- [STORED ROWS]
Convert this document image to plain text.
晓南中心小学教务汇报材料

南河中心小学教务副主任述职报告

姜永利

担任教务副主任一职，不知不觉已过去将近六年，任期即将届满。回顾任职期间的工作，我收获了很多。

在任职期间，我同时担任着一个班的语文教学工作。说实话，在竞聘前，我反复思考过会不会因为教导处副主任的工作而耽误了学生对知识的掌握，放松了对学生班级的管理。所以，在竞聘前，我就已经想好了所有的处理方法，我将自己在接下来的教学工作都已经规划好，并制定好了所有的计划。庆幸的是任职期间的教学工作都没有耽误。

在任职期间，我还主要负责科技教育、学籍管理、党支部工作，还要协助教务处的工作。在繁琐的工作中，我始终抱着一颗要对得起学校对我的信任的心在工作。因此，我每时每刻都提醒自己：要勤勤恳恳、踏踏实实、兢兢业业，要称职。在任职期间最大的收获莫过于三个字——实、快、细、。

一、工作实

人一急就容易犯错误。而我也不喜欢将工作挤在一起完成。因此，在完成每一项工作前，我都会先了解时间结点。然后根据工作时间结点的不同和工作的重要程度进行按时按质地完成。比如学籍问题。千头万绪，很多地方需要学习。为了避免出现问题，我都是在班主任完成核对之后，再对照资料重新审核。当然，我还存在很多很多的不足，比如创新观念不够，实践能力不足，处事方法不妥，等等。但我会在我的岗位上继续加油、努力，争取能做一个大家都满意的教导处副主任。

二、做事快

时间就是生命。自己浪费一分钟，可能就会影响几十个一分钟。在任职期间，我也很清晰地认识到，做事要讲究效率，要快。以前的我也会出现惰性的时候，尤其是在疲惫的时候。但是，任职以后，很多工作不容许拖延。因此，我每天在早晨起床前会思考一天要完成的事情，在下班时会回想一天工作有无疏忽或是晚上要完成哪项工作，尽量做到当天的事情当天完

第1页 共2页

- [INSTRUCTIONS FOR THE TASK]
Print all of the entries exactly as they appear.

- [PROBLEM SOLUTION]
Convert this document image to plain text.
晓南中心小学教务汇报材料

南河中心小学教务副主任述职报告

姜永利

担任教务副主任一职，不知不觉已过去将近六年，任期即将届满。回顾任职期间的工作，我收获了很多。

在任职期间，我同时担任着一个班的语文教学工作。说实话，在竞聘前，我反复思考过会不会因为教导处副主任的工作而耽误了学生对知识的掌握，放松了对学生班级的管理。所以，在竞聘前，我就已经想好了所有的处理方法，我将自己在接下来的教学工作都已经规划好，并制定好了所有的计划。庆幸的是任职期间的教学工作都没有耽误。

在任职期间，我还主要负责科技教育、学籍管理、党支部工作，还要协助教务处的工作。在繁琐的工作中，我始终抱着一颗要对得起学校对我的信任的心在工作。因此，我每时每刻都提醒自己：要勤勤恳恳、踏踏实实、兢兢业业，要称职。在任职期间最大的收获莫过于三个字——实、快、细、。

一、工作实

人一急就容易犯错误。而我也不喜欢将工作挤在一起完成。因此，在完成每一项工作前，我都会先了解时间结点。然后根据工作时间结点的不同和工作的重要程度进行按时按质地完成。比如学籍问题。千头万绪，很多地方需要学习。为了避免出现问题，我都是在班主任完成核对之后，再对照资料重新审核。当然，我还存在很多很多的不足，比如创新观念不够，实践能力不足，处事方法不妥，等等。但我会在我的岗位上继续加油、努力，争取能做一个大家都满意的教导处副主任。

二、做事快

时间就是生命。自己浪费一分钟，可能就会影响几十个一分钟。在任职期间，我也很清晰地认识到，做事要讲究效率，要快。以前的我也会出现惰性的时候，尤其是在疲惫的时候。但是，任职以后，很多工作不容许拖延。因此，我每天在早晨起床前会思考一天要完成的事情，在下班时会回想一天工作有无疏忽或是晚上要完成哪项工作，尽量做到当天的事情当天完

第1页 共2页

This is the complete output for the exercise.